Write out the whole of the material exactly.

--- Start of AVAILABLE RECORDS ---

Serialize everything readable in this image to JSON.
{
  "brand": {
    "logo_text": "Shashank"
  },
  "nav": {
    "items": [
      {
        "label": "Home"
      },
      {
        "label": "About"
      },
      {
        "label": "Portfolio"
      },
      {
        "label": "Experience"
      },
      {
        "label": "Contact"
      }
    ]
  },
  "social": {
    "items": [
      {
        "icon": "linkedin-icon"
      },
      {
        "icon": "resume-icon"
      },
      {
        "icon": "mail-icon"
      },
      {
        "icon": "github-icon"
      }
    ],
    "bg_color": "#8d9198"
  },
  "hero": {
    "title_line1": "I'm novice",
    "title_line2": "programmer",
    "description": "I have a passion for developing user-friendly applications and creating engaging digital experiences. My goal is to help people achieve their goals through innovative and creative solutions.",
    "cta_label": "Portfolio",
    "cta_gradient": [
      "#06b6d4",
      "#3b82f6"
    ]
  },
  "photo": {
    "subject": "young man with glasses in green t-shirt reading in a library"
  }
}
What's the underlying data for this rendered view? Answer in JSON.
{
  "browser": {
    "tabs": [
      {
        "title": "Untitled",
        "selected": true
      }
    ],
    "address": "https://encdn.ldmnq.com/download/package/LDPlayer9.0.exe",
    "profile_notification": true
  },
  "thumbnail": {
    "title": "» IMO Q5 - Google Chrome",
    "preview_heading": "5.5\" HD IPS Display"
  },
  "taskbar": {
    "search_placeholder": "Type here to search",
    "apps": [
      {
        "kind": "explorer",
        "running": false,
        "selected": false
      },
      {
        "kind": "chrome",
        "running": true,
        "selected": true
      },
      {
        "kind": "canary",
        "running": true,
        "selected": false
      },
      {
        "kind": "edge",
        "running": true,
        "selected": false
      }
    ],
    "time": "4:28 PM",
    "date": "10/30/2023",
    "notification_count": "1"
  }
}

--- End of AVAILABLE RECORDS ---

* [OUTPUT BELOW]:
Serialize everything readable in this image to JSON.
{
  "brand": {
    "logo_text": "Shashank"
  },
  "nav": {
    "items": [
      {
        "label": "Home"
      },
      {
        "label": "About"
      },
      {
        "label": "Portfolio"
      },
      {
        "label": "Experience"
      },
      {
        "label": "Contact"
      }
    ]
  },
  "social": {
    "items": [
      {
        "icon": "linkedin-icon"
      },
      {
        "icon": "resume-icon"
      },
      {
        "icon": "mail-icon"
      },
      {
        "icon": "github-icon"
      }
    ],
    "bg_color": "#8d9198"
  },
  "hero": {
    "title_line1": "I'm novice",
    "title_line2": "programmer",
    "description": "I have a passion for developing user-friendly applications and creating engaging digital experiences. My goal is to help people achieve their goals through innovative and creative solutions.",
    "cta_label": "Portfolio",
    "cta_gradient": [
      "#06b6d4",
      "#3b82f6"
    ]
  },
  "photo": {
    "subject": "young man with glasses in green t-shirt reading in a library"
  }
}
What's the underlying data for this rendered view? Answer in JSON.
{
  "browser": {
    "tabs": [
      {
        "title": "Untitled",
        "selected": true
      }
    ],
    "address": "https://encdn.ldmnq.com/download/package/LDPlayer9.0.exe",
    "profile_notification": true
  },
  "thumbnail": {
    "title": "» IMO Q5 - Google Chrome",
    "preview_heading": "5.5\" HD IPS Display"
  },
  "taskbar": {
    "search_placeholder": "Type here to search",
    "apps": [
      {
        "kind": "explorer",
        "running": false,
        "selected": false
      },
      {
        "kind": "chrome",
        "running": true,
        "selected": true
      },
      {
        "kind": "canary",
        "running": true,
        "selected": false
      },
      {
        "kind": "edge",
        "running": true,
        "selected": false
      }
    ],
    "time": "4:28 PM",
    "date": "10/30/2023",
    "notification_count": "1"
  }
}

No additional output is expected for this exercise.